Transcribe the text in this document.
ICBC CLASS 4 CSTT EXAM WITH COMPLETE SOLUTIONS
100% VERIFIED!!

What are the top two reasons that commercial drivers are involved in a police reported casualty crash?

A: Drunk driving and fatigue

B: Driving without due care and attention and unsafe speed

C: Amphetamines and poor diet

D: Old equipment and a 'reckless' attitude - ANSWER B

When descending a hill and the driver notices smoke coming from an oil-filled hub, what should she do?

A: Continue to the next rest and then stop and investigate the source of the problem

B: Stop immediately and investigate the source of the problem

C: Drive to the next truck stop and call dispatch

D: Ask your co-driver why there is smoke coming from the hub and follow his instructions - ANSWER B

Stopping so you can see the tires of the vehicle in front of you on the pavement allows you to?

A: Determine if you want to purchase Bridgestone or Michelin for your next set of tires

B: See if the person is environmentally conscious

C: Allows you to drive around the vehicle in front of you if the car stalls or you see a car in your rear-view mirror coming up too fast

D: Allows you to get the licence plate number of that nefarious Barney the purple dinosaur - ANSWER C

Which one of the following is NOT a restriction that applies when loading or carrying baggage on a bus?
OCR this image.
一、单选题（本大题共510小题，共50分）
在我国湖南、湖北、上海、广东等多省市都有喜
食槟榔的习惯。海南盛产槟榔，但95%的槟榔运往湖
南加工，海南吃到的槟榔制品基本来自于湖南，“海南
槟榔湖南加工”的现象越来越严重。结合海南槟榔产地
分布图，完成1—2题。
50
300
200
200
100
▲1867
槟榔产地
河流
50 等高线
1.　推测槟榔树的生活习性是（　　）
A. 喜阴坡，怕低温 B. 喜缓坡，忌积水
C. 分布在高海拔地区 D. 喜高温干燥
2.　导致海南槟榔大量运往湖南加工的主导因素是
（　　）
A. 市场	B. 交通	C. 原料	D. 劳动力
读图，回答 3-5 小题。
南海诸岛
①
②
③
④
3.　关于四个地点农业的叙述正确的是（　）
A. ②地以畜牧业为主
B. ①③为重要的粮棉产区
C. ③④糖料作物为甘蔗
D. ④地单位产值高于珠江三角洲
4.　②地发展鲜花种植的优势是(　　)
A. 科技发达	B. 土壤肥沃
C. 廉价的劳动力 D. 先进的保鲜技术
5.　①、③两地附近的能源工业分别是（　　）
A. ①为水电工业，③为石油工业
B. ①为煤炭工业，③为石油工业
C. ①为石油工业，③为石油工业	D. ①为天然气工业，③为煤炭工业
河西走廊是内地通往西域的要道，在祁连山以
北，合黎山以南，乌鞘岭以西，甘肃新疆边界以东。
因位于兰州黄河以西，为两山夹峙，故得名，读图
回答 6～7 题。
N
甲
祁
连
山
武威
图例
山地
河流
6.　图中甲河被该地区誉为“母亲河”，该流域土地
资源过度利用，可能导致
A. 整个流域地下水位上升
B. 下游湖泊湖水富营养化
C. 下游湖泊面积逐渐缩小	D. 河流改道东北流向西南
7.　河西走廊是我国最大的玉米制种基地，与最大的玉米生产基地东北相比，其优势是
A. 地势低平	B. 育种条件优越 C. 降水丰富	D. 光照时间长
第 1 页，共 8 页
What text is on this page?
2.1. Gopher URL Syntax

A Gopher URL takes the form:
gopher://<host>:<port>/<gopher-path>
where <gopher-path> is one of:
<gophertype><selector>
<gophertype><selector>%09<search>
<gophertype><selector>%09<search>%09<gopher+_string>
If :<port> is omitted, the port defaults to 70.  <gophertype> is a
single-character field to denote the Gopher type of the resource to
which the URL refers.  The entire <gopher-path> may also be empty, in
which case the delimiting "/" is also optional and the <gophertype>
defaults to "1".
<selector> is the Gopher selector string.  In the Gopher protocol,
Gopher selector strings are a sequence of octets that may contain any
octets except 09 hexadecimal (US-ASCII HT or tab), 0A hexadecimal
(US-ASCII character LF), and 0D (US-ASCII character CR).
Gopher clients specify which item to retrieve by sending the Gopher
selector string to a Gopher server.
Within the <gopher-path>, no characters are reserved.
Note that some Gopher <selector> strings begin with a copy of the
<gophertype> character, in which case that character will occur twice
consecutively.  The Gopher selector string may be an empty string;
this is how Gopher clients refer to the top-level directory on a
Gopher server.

.....

WORK REQUIRED: Output the listing above exactly as it appears.

RESULT FOR THIS TASK:
Transcribe the text in this document.
ICBC CLASS 4 CSTT EXAM WITH COMPLETE SOLUTIONS
100% VERIFIED!!

What are the top two reasons that commercial drivers are involved in a police reported casualty crash?

A: Drunk driving and fatigue

B: Driving without due care and attention and unsafe speed

C: Amphetamines and poor diet

D: Old equipment and a 'reckless' attitude - ANSWER B

When descending a hill and the driver notices smoke coming from an oil-filled hub, what should she do?

A: Continue to the next rest and then stop and investigate the source of the problem

B: Stop immediately and investigate the source of the problem

C: Drive to the next truck stop and call dispatch

D: Ask your co-driver why there is smoke coming from the hub and follow his instructions - ANSWER B

Stopping so you can see the tires of the vehicle in front of you on the pavement allows you to?

A: Determine if you want to purchase Bridgestone or Michelin for your next set of tires

B: See if the person is environmentally conscious

C: Allows you to drive around the vehicle in front of you if the car stalls or you see a car in your rear-view mirror coming up too fast

D: Allows you to get the licence plate number of that nefarious Barney the purple dinosaur - ANSWER C

Which one of the following is NOT a restriction that applies when loading or carrying baggage on a bus?
OCR this image.
一、单选题（本大题共510小题，共50分）
在我国湖南、湖北、上海、广东等多省市都有喜
食槟榔的习惯。海南盛产槟榔，但95%的槟榔运往湖
南加工，海南吃到的槟榔制品基本来自于湖南，“海南
槟榔湖南加工”的现象越来越严重。结合海南槟榔产地
分布图，完成1—2题。
50
300
200
200
100
▲1867
槟榔产地
河流
50 等高线
1.　推测槟榔树的生活习性是（　　）
A. 喜阴坡，怕低温 B. 喜缓坡，忌积水
C. 分布在高海拔地区 D. 喜高温干燥
2.　导致海南槟榔大量运往湖南加工的主导因素是
（　　）
A. 市场	B. 交通	C. 原料	D. 劳动力
读图，回答 3-5 小题。
南海诸岛
①
②
③
④
3.　关于四个地点农业的叙述正确的是（　）
A. ②地以畜牧业为主
B. ①③为重要的粮棉产区
C. ③④糖料作物为甘蔗
D. ④地单位产值高于珠江三角洲
4.　②地发展鲜花种植的优势是(　　)
A. 科技发达	B. 土壤肥沃
C. 廉价的劳动力 D. 先进的保鲜技术
5.　①、③两地附近的能源工业分别是（　　）
A. ①为水电工业，③为石油工业
B. ①为煤炭工业，③为石油工业
C. ①为石油工业，③为石油工业	D. ①为天然气工业，③为煤炭工业
河西走廊是内地通往西域的要道，在祁连山以
北，合黎山以南，乌鞘岭以西，甘肃新疆边界以东。
因位于兰州黄河以西，为两山夹峙，故得名，读图
回答 6～7 题。
N
甲
祁
连
山
武威
图例
山地
河流
6.　图中甲河被该地区誉为“母亲河”，该流域土地
资源过度利用，可能导致
A. 整个流域地下水位上升
B. 下游湖泊湖水富营养化
C. 下游湖泊面积逐渐缩小	D. 河流改道东北流向西南
7.　河西走廊是我国最大的玉米制种基地，与最大的玉米生产基地东北相比，其优势是
A. 地势低平	B. 育种条件优越 C. 降水丰富	D. 光照时间长
第 1 页，共 8 页
What text is on this page?
2.1. Gopher URL Syntax

A Gopher URL takes the form:
gopher://<host>:<port>/<gopher-path>
where <gopher-path> is one of:
<gophertype><selector>
<gophertype><selector>%09<search>
<gophertype><selector>%09<search>%09<gopher+_string>
If :<port> is omitted, the port defaults to 70.  <gophertype> is a
single-character field to denote the Gopher type of the resource to
which the URL refers.  The entire <gopher-path> may also be empty, in
which case the delimiting "/" is also optional and the <gophertype>
defaults to "1".
<selector> is the Gopher selector string.  In the Gopher protocol,
Gopher selector strings are a sequence of octets that may contain any
octets except 09 hexadecimal (US-ASCII HT or tab), 0A hexadecimal
(US-ASCII character LF), and 0D (US-ASCII character CR).
Gopher clients specify which item to retrieve by sending the Gopher
selector string to a Gopher server.
Within the <gopher-path>, no characters are reserved.
Note that some Gopher <selector> strings begin with a copy of the
<gophertype> character, in which case that character will occur twice
consecutively.  The Gopher selector string may be an empty string;
this is how Gopher clients refer to the top-level directory on a
Gopher server.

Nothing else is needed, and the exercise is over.